* [WHAT IS NEEDED]
Scan the data. Collect each line that contains the word "into".
#####
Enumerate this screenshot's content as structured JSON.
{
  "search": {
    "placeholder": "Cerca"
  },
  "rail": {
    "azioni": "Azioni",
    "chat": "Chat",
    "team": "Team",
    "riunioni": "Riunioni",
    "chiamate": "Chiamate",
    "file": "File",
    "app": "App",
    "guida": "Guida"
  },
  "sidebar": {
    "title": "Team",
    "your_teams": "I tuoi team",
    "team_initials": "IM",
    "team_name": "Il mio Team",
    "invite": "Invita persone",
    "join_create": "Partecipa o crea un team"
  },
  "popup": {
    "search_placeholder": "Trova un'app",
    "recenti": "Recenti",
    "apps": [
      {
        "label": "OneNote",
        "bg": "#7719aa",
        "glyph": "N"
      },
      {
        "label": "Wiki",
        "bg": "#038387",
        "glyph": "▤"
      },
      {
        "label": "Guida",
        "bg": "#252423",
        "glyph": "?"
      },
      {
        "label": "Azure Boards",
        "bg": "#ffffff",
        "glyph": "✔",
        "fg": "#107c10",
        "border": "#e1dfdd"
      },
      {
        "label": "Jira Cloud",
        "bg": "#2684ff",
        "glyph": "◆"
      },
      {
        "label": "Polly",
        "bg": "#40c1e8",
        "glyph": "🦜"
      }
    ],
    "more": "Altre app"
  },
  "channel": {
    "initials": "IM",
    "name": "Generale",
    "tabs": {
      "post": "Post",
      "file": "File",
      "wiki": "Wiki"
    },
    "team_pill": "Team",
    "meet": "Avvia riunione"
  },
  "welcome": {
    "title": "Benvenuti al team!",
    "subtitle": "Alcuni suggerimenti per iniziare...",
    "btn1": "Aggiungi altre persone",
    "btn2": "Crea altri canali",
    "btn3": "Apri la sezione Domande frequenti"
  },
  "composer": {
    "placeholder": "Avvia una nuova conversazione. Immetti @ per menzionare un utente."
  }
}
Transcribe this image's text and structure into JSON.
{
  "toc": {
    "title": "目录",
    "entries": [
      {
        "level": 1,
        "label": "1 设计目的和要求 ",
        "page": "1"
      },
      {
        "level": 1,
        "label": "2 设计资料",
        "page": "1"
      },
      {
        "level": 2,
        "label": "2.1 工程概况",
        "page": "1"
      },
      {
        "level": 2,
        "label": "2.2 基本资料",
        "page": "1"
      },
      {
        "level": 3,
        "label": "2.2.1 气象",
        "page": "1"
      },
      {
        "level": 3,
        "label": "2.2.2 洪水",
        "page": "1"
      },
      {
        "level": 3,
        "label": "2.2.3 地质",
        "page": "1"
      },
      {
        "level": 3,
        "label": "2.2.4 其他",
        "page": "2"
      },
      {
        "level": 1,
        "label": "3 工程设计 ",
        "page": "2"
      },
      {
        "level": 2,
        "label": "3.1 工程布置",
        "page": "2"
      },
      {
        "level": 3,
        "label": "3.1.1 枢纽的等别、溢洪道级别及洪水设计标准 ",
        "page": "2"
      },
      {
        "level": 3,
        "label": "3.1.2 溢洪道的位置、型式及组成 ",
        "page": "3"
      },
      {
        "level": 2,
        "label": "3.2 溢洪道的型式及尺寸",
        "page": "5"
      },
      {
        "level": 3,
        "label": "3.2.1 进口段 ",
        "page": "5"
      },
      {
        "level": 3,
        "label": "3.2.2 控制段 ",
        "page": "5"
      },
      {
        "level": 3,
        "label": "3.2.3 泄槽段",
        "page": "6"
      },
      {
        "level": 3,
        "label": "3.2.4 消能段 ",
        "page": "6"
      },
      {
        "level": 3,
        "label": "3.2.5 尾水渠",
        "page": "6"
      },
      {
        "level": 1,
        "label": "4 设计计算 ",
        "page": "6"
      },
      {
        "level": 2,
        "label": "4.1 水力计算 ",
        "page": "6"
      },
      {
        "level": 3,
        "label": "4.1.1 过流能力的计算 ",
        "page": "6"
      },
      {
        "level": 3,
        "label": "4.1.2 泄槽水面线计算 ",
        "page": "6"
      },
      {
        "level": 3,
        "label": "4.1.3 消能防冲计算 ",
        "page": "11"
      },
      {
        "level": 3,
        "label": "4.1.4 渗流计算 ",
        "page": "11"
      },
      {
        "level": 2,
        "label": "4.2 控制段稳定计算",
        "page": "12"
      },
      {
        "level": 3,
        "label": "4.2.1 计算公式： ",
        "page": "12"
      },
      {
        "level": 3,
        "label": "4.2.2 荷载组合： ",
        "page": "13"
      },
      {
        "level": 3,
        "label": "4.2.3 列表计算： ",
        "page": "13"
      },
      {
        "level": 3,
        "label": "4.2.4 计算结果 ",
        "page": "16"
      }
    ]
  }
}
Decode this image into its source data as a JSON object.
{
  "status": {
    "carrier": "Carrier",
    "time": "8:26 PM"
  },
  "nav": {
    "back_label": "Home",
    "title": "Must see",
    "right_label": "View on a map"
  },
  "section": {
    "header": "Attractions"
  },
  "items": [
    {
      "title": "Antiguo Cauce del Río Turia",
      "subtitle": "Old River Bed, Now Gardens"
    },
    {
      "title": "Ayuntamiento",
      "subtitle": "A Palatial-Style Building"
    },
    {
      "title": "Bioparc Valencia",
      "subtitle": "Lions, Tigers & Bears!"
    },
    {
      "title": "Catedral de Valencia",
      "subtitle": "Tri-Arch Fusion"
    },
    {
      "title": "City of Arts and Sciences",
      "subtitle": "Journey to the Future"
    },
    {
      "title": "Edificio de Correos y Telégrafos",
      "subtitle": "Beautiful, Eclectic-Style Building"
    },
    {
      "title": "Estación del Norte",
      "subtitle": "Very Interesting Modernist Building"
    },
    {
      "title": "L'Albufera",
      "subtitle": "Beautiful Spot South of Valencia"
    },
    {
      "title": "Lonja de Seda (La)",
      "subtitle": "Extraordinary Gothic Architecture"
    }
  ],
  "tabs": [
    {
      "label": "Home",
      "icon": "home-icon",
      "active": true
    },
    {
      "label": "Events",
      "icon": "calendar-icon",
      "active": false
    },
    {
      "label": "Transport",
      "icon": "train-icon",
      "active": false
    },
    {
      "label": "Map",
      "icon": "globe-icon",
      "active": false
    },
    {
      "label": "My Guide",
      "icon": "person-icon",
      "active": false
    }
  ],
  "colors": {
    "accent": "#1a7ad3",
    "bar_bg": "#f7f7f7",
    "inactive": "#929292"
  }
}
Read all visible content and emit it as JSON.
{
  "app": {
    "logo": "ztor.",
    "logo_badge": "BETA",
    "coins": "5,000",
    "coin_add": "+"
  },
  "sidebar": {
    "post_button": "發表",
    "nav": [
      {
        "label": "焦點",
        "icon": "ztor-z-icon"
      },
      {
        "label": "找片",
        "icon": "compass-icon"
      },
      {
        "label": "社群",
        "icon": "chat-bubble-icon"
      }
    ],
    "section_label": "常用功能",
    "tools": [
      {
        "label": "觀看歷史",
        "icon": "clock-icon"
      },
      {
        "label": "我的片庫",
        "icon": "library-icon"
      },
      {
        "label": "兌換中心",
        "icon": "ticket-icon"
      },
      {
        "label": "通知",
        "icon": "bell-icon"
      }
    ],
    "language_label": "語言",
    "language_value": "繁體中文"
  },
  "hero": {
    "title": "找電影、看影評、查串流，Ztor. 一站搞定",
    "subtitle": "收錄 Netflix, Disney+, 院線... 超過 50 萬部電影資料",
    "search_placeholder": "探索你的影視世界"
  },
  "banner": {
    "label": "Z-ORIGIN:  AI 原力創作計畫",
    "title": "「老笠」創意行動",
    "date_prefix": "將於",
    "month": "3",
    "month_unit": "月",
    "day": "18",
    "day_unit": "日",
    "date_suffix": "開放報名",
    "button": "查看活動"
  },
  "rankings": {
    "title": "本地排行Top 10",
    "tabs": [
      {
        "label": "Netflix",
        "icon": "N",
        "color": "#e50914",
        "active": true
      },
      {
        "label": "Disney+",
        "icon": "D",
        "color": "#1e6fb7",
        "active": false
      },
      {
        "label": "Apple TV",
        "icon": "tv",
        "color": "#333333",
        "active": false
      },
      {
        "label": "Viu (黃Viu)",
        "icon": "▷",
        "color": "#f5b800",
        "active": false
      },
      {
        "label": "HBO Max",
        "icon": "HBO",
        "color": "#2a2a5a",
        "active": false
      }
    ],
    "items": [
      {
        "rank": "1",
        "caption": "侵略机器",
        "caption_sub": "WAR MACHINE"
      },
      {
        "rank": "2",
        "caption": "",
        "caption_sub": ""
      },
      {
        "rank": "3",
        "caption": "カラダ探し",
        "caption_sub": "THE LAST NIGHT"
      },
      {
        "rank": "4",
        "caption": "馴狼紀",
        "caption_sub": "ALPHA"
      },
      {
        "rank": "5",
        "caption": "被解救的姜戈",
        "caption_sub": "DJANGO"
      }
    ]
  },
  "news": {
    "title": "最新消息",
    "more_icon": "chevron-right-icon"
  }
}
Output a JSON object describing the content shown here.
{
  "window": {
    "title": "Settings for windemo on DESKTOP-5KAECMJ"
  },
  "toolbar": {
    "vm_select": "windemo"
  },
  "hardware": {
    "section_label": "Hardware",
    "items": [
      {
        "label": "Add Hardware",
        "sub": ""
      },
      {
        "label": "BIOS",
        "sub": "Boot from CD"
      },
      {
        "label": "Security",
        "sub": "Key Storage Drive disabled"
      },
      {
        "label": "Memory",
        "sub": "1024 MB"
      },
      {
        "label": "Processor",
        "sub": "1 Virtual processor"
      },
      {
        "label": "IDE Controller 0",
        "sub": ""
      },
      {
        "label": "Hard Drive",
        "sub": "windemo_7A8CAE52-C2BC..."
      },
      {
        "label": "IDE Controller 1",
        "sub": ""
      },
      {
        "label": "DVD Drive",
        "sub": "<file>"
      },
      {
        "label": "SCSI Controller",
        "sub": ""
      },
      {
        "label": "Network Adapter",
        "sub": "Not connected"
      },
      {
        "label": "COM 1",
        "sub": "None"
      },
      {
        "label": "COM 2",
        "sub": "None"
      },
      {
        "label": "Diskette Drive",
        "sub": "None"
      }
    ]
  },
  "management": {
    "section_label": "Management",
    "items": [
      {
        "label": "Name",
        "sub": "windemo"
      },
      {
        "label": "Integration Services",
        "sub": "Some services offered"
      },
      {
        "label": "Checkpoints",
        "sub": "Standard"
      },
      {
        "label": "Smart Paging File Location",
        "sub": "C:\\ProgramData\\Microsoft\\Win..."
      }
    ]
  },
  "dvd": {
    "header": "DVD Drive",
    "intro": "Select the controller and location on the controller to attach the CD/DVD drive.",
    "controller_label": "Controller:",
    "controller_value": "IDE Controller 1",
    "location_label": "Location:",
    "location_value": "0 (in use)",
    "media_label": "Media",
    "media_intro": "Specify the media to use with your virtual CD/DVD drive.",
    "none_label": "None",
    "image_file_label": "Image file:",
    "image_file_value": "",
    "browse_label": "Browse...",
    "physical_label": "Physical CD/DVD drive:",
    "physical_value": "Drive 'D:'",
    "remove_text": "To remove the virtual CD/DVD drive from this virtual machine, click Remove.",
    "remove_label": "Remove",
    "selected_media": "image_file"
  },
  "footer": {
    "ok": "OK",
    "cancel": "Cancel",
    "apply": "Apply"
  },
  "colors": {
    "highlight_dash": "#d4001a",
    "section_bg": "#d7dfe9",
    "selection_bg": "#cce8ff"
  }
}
#####
* [SOLUTION TO THE PROBLEM]
Transcribe this image's text and structure into JSON.
Decode this image into its source data as a JSON object.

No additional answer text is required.